*Stated exercise:*
Output the entries below exactly as written, omitting pictures.

Records from a data source
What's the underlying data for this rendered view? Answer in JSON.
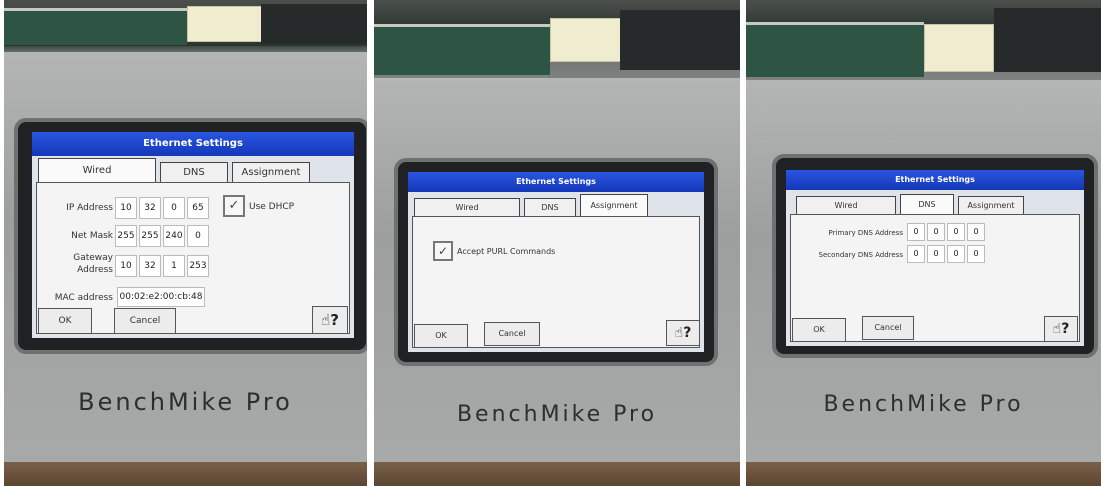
{
  "panels": [
    {
      "title": "Ethernet Settings",
      "brand": "BenchMike Pro",
      "tabs": [
        "Wired",
        "DNS",
        "Assignment"
      ],
      "active_tab": "Wired",
      "fields": {
        "ip_label": "IP Address",
        "ip": [
          "10",
          "32",
          "0",
          "65"
        ],
        "mask_label": "Net Mask",
        "mask": [
          "255",
          "255",
          "240",
          "0"
        ],
        "gateway_label_1": "Gateway",
        "gateway_label_2": "Address",
        "gateway": [
          "10",
          "32",
          "1",
          "253"
        ],
        "mac_label": "MAC address",
        "mac": "00:02:e2:00:cb:48",
        "dhcp_label": "Use DHCP",
        "dhcp_checked": true
      },
      "ok_label": "OK",
      "cancel_label": "Cancel",
      "help_glyph": "?"
    },
    {
      "title": "Ethernet Settings",
      "brand": "BenchMike Pro",
      "tabs": [
        "Wired",
        "DNS",
        "Assignment"
      ],
      "active_tab": "Assignment",
      "fields": {
        "purl_label": "Accept PURL Commands",
        "purl_checked": true
      },
      "ok_label": "OK",
      "cancel_label": "Cancel",
      "help_glyph": "?"
    },
    {
      "title": "Ethernet Settings",
      "brand": "BenchMike Pro",
      "tabs": [
        "Wired",
        "DNS",
        "Assignment"
      ],
      "active_tab": "DNS",
      "fields": {
        "primary_label": "Primary DNS Address",
        "primary": [
          "0",
          "0",
          "0",
          "0"
        ],
        "secondary_label": "Secondary DNS Address",
        "secondary": [
          "0",
          "0",
          "0",
          "0"
        ]
      },
      "ok_label": "OK",
      "cancel_label": "Cancel",
      "help_glyph": "?"
    }
  ],
  "icons": {
    "help": "hand-pointer-help-icon",
    "check": "checkmark-icon"
  },
  "colors": {
    "titlebar": "#1f45cc",
    "screen_bg": "#f4f4f4",
    "housing": "#a2a5a4"
  }
}
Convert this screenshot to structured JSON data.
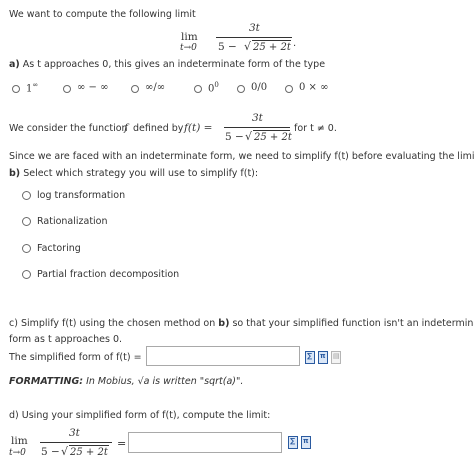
{
  "intro": {
    "text": "We want to compute the following limit",
    "limit_word": "lim",
    "limit_sub": "t→0",
    "numerator": "3t",
    "denominator_left": "5 − ",
    "denominator_radicand": "25 + 2t",
    "trailing": "."
  },
  "part_a": {
    "label": "a)",
    "text": "As t approaches 0, this gives an indeterminate form of the type",
    "options": [
      "1^∞",
      "∞ − ∞",
      "∞/∞",
      "0^0",
      "0/0",
      "0 × ∞"
    ],
    "option_display": [
      {
        "base": "1",
        "sup": "∞"
      },
      {
        "base": "∞ − ∞",
        "sup": ""
      },
      {
        "base": "∞/∞",
        "sup": ""
      },
      {
        "base": "0",
        "sup": "0"
      },
      {
        "base": "0/0",
        "sup": ""
      },
      {
        "base": "0 × ∞",
        "sup": ""
      }
    ]
  },
  "function_def": {
    "prefix": "We consider the function",
    "f": "f",
    "defined_by": "defined by",
    "lhs": "f(t) =",
    "numerator": "3t",
    "denominator_left": "5 − ",
    "denominator_radicand": "25 + 2t",
    "suffix": "for t ≠ 0."
  },
  "simplify_note": "Since we are faced with an indeterminate form, we need to simplify f(t) before evaluating the limit.",
  "part_b": {
    "label": "b)",
    "text": "Select which strategy you will use to simplify f(t):",
    "options": [
      "log transformation",
      "Rationalization",
      "Factoring",
      "Partial fraction decomposition"
    ]
  },
  "part_c": {
    "label": "c)",
    "line1_pre": "Simplify f(t) using the chosen method on",
    "line1_bold": "b)",
    "line1_post": "so that your simplified function isn't an indeterminate",
    "line2": "form as t approaches 0.",
    "answer_label": "The simplified form of f(t) =",
    "answer_value": "",
    "formatting_bold": "FORMATTING:",
    "formatting_text": "In Mobius, √a is written \"sqrt(a)\"."
  },
  "part_d": {
    "label": "d)",
    "text": "Using your simplified form of f(t), compute the limit:",
    "limit_word": "lim",
    "limit_sub": "t→0",
    "numerator": "3t",
    "denominator_left": "5 − ",
    "denominator_radicand": "25 + 2t",
    "equals": "=",
    "answer_value": ""
  },
  "toolbar_icons": [
    "equation-editor-icon",
    "math-palette-icon",
    "preview-icon"
  ],
  "colors": {
    "text": "#333333",
    "input_border": "#a9a9a9",
    "icon_blue": "#2a5aa0"
  }
}
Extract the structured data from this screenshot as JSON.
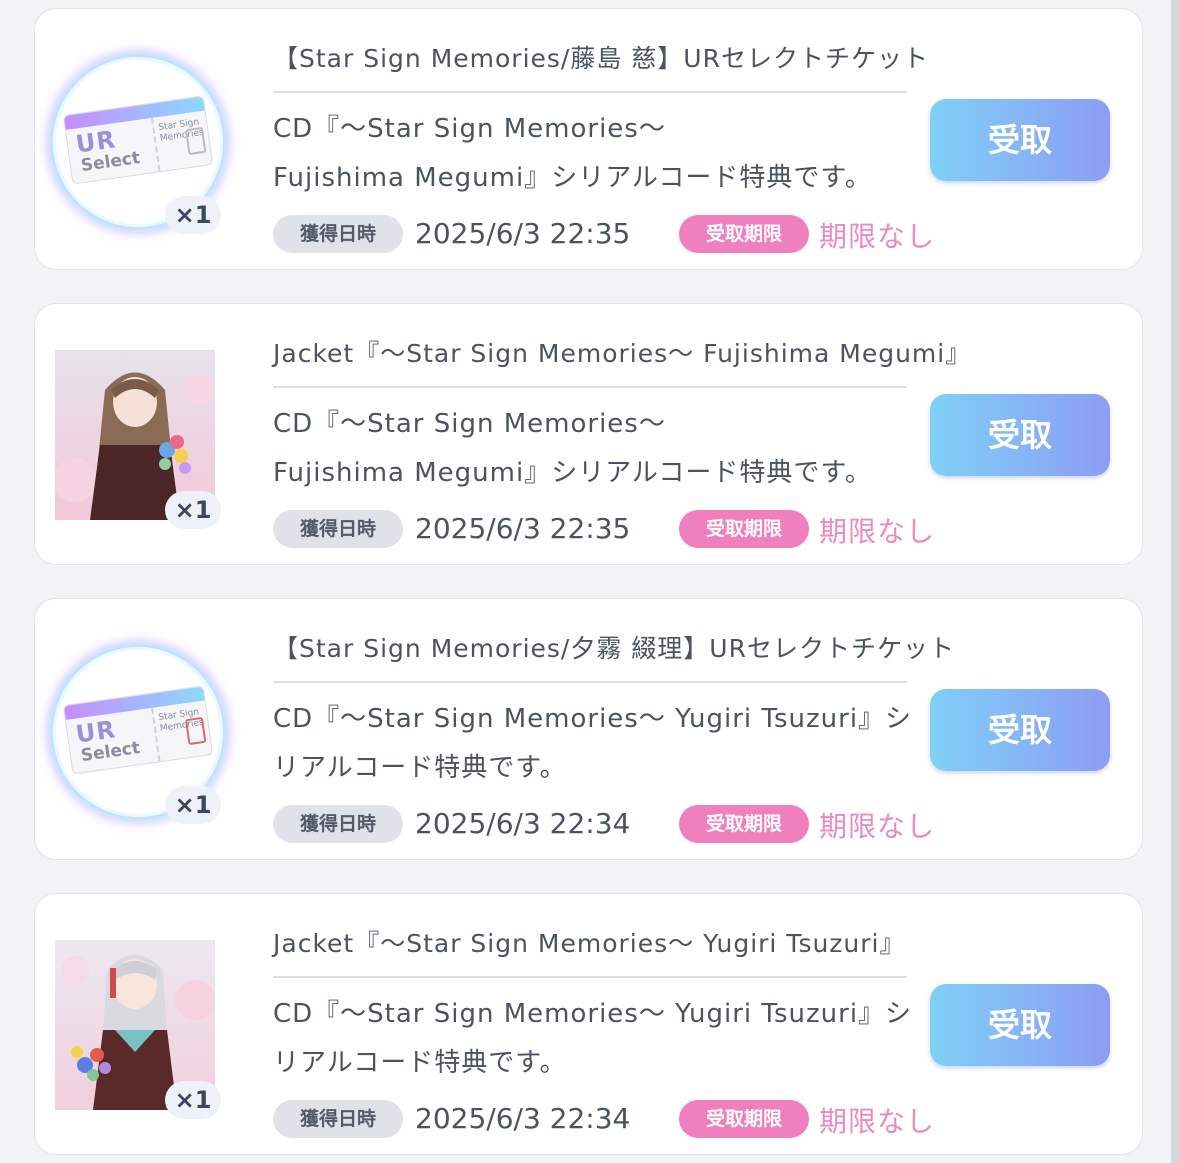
{
  "items": [
    {
      "thumb_kind": "ticket",
      "title": "【Star Sign Memories/藤島 慈】URセレクトチケット",
      "desc_lines": [
        "CD『～Star Sign Memories～",
        " Fujishima Megumi』シリアルコード特典です。"
      ],
      "qty": "×1",
      "acquired_label": "獲得日時",
      "acquired_date": "2025/6/3 22:35",
      "limit_label": "受取期限",
      "limit_value": "期限なし",
      "button_label": "受取",
      "ticket_ur": "UR",
      "ticket_select": "Select",
      "ticket_small": "Star Sign Memories"
    },
    {
      "thumb_kind": "jacket",
      "title": "Jacket『～Star Sign Memories～ Fujishima Megumi』",
      "desc_lines": [
        "CD『～Star Sign Memories～",
        " Fujishima Megumi』シリアルコード特典です。"
      ],
      "qty": "×1",
      "acquired_label": "獲得日時",
      "acquired_date": "2025/6/3 22:35",
      "limit_label": "受取期限",
      "limit_value": "期限なし",
      "button_label": "受取"
    },
    {
      "thumb_kind": "ticket",
      "title": "【Star Sign Memories/夕霧 綴理】URセレクトチケット",
      "desc_lines": [
        "CD『～Star Sign Memories～ Yugiri Tsuzuri』シ",
        "リアルコード特典です。"
      ],
      "qty": "×1",
      "acquired_label": "獲得日時",
      "acquired_date": "2025/6/3 22:34",
      "limit_label": "受取期限",
      "limit_value": "期限なし",
      "button_label": "受取",
      "ticket_ur": "UR",
      "ticket_select": "Select",
      "ticket_small": "Star Sign Memories"
    },
    {
      "thumb_kind": "jacket",
      "title": "Jacket『～Star Sign Memories～ Yugiri Tsuzuri』",
      "desc_lines": [
        "CD『～Star Sign Memories～ Yugiri Tsuzuri』シ",
        "リアルコード特典です。"
      ],
      "qty": "×1",
      "acquired_label": "獲得日時",
      "acquired_date": "2025/6/3 22:34",
      "limit_label": "受取期限",
      "limit_value": "期限なし",
      "button_label": "受取"
    }
  ],
  "colors": {
    "button_gradient_start": "#7fd0f6",
    "button_gradient_end": "#8d9cf3",
    "limit_badge": "#ef7fbd",
    "limit_text": "#e98ac0",
    "acquired_badge": "#dfe2e8"
  }
}
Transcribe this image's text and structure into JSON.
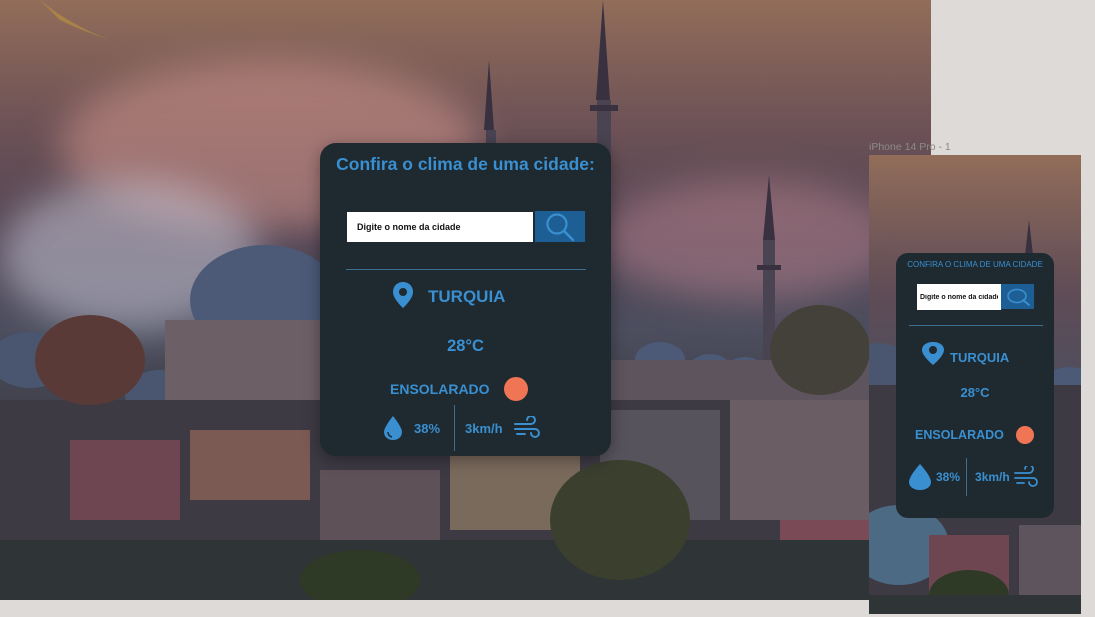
{
  "desktop": {
    "title": "Confira o clima de uma cidade:",
    "search": {
      "placeholder": "Digite o nome da cidade"
    },
    "location": "TURQUIA",
    "temperature": "28°C",
    "condition": "ENSOLARADO",
    "humidity": "38%",
    "wind": "3km/h"
  },
  "mobile": {
    "frame_label": "iPhone 14 Pro - 1",
    "title": "CONFIRA O CLIMA DE UMA CIDADE",
    "search": {
      "placeholder": "Digite o nome da cidade"
    },
    "location": "TURQUIA",
    "temperature": "28°C",
    "condition": "ENSOLARADO",
    "humidity": "38%",
    "wind": "3km/h"
  },
  "colors": {
    "card_bg": "#1e2a30",
    "accent": "#3a8fd0",
    "button": "#1d5f95",
    "sun": "#f07555"
  },
  "icons": [
    "search-icon",
    "location-pin-icon",
    "sun-icon",
    "water-drop-icon",
    "wind-icon"
  ]
}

*Final answer:*
What's the underlying data for this rendered view? Answer in JSON.
{
  "panels": [
    {
      "title": "Ethernet Settings",
      "brand": "BenchMike Pro",
      "tabs": [
        "Wired",
        "DNS",
        "Assignment"
      ],
      "active_tab": "Wired",
      "fields": {
        "ip_label": "IP Address",
        "ip": [
          "10",
          "32",
          "0",
          "65"
        ],
        "mask_label": "Net Mask",
        "mask": [
          "255",
          "255",
          "240",
          "0"
        ],
        "gateway_label_1": "Gateway",
        "gateway_label_2": "Address",
        "gateway": [
          "10",
          "32",
          "1",
          "253"
        ],
        "mac_label": "MAC address",
        "mac": "00:02:e2:00:cb:48",
        "dhcp_label": "Use DHCP",
        "dhcp_checked": true
      },
      "ok_label": "OK",
      "cancel_label": "Cancel",
      "help_glyph": "?"
    },
    {
      "title": "Ethernet Settings",
      "brand": "BenchMike Pro",
      "tabs": [
        "Wired",
        "DNS",
        "Assignment"
      ],
      "active_tab": "Assignment",
      "fields": {
        "purl_label": "Accept PURL Commands",
        "purl_checked": true
      },
      "ok_label": "OK",
      "cancel_label": "Cancel",
      "help_glyph": "?"
    },
    {
      "title": "Ethernet Settings",
      "brand": "BenchMike Pro",
      "tabs": [
        "Wired",
        "DNS",
        "Assignment"
      ],
      "active_tab": "DNS",
      "fields": {
        "primary_label": "Primary DNS Address",
        "primary": [
          "0",
          "0",
          "0",
          "0"
        ],
        "secondary_label": "Secondary DNS Address",
        "secondary": [
          "0",
          "0",
          "0",
          "0"
        ]
      },
      "ok_label": "OK",
      "cancel_label": "Cancel",
      "help_glyph": "?"
    }
  ],
  "icons": {
    "help": "hand-pointer-help-icon",
    "check": "checkmark-icon"
  },
  "colors": {
    "titlebar": "#1f45cc",
    "screen_bg": "#f4f4f4",
    "housing": "#a2a5a4"
  }
}
Convert this screenshot to structured JSON data.
{
  "intro": {
    "text": "We want to compute the following limit",
    "limit_word": "lim",
    "limit_sub": "t→0",
    "numerator": "3t",
    "denominator_left": "5 − ",
    "denominator_radicand": "25 + 2t",
    "trailing": "."
  },
  "part_a": {
    "label": "a)",
    "text": "As t approaches 0, this gives an indeterminate form of the type",
    "options": [
      "1^∞",
      "∞ − ∞",
      "∞/∞",
      "0^0",
      "0/0",
      "0 × ∞"
    ],
    "option_display": [
      {
        "base": "1",
        "sup": "∞"
      },
      {
        "base": "∞ − ∞",
        "sup": ""
      },
      {
        "base": "∞/∞",
        "sup": ""
      },
      {
        "base": "0",
        "sup": "0"
      },
      {
        "base": "0/0",
        "sup": ""
      },
      {
        "base": "0 × ∞",
        "sup": ""
      }
    ]
  },
  "function_def": {
    "prefix": "We consider the function",
    "f": "f",
    "defined_by": "defined by",
    "lhs": "f(t) =",
    "numerator": "3t",
    "denominator_left": "5 − ",
    "denominator_radicand": "25 + 2t",
    "suffix": "for t ≠ 0."
  },
  "simplify_note": "Since we are faced with an indeterminate form, we need to simplify f(t) before evaluating the limit.",
  "part_b": {
    "label": "b)",
    "text": "Select which strategy you will use to simplify f(t):",
    "options": [
      "log transformation",
      "Rationalization",
      "Factoring",
      "Partial fraction decomposition"
    ]
  },
  "part_c": {
    "label": "c)",
    "line1_pre": "Simplify f(t) using the chosen method on",
    "line1_bold": "b)",
    "line1_post": "so that your simplified function isn't an indeterminate",
    "line2": "form as t approaches 0.",
    "answer_label": "The simplified form of f(t) =",
    "answer_value": "",
    "formatting_bold": "FORMATTING:",
    "formatting_text": "In Mobius, √a is written \"sqrt(a)\"."
  },
  "part_d": {
    "label": "d)",
    "text": "Using your simplified form of f(t), compute the limit:",
    "limit_word": "lim",
    "limit_sub": "t→0",
    "numerator": "3t",
    "denominator_left": "5 − ",
    "denominator_radicand": "25 + 2t",
    "equals": "=",
    "answer_value": ""
  },
  "toolbar_icons": [
    "equation-editor-icon",
    "math-palette-icon",
    "preview-icon"
  ],
  "colors": {
    "text": "#333333",
    "input_border": "#a9a9a9",
    "icon_blue": "#2a5aa0"
  }
}
Extract the structured data from this screenshot as JSON.
{
  "items": [
    {
      "thumb_kind": "ticket",
      "title": "【Star Sign Memories/藤島 慈】URセレクトチケット",
      "desc_lines": [
        "CD『～Star Sign Memories～",
        " Fujishima Megumi』シリアルコード特典です。"
      ],
      "qty": "×1",
      "acquired_label": "獲得日時",
      "acquired_date": "2025/6/3 22:35",
      "limit_label": "受取期限",
      "limit_value": "期限なし",
      "button_label": "受取",
      "ticket_ur": "UR",
      "ticket_select": "Select",
      "ticket_small": "Star Sign Memories"
    },
    {
      "thumb_kind": "jacket",
      "title": "Jacket『～Star Sign Memories～ Fujishima Megumi』",
      "desc_lines": [
        "CD『～Star Sign Memories～",
        " Fujishima Megumi』シリアルコード特典です。"
      ],
      "qty": "×1",
      "acquired_label": "獲得日時",
      "acquired_date": "2025/6/3 22:35",
      "limit_label": "受取期限",
      "limit_value": "期限なし",
      "button_label": "受取"
    },
    {
      "thumb_kind": "ticket",
      "title": "【Star Sign Memories/夕霧 綴理】URセレクトチケット",
      "desc_lines": [
        "CD『～Star Sign Memories～ Yugiri Tsuzuri』シ",
        "リアルコード特典です。"
      ],
      "qty": "×1",
      "acquired_label": "獲得日時",
      "acquired_date": "2025/6/3 22:34",
      "limit_label": "受取期限",
      "limit_value": "期限なし",
      "button_label": "受取",
      "ticket_ur": "UR",
      "ticket_select": "Select",
      "ticket_small": "Star Sign Memories"
    },
    {
      "thumb_kind": "jacket",
      "title": "Jacket『～Star Sign Memories～ Yugiri Tsuzuri』",
      "desc_lines": [
        "CD『～Star Sign Memories～ Yugiri Tsuzuri』シ",
        "リアルコード特典です。"
      ],
      "qty": "×1",
      "acquired_label": "獲得日時",
      "acquired_date": "2025/6/3 22:34",
      "limit_label": "受取期限",
      "limit_value": "期限なし",
      "button_label": "受取"
    }
  ],
  "colors": {
    "button_gradient_start": "#7fd0f6",
    "button_gradient_end": "#8d9cf3",
    "limit_badge": "#ef7fbd",
    "limit_text": "#e98ac0",
    "acquired_badge": "#dfe2e8"
  }
}
Transcribe this image's text and structure into JSON.
{
  "desktop": {
    "title": "Confira o clima de uma cidade:",
    "search": {
      "placeholder": "Digite o nome da cidade"
    },
    "location": "TURQUIA",
    "temperature": "28°C",
    "condition": "ENSOLARADO",
    "humidity": "38%",
    "wind": "3km/h"
  },
  "mobile": {
    "frame_label": "iPhone 14 Pro - 1",
    "title": "CONFIRA O CLIMA DE UMA CIDADE",
    "search": {
      "placeholder": "Digite o nome da cidade"
    },
    "location": "TURQUIA",
    "temperature": "28°C",
    "condition": "ENSOLARADO",
    "humidity": "38%",
    "wind": "3km/h"
  },
  "colors": {
    "card_bg": "#1e2a30",
    "accent": "#3a8fd0",
    "button": "#1d5f95",
    "sun": "#f07555"
  },
  "icons": [
    "search-icon",
    "location-pin-icon",
    "sun-icon",
    "water-drop-icon",
    "wind-icon"
  ]
}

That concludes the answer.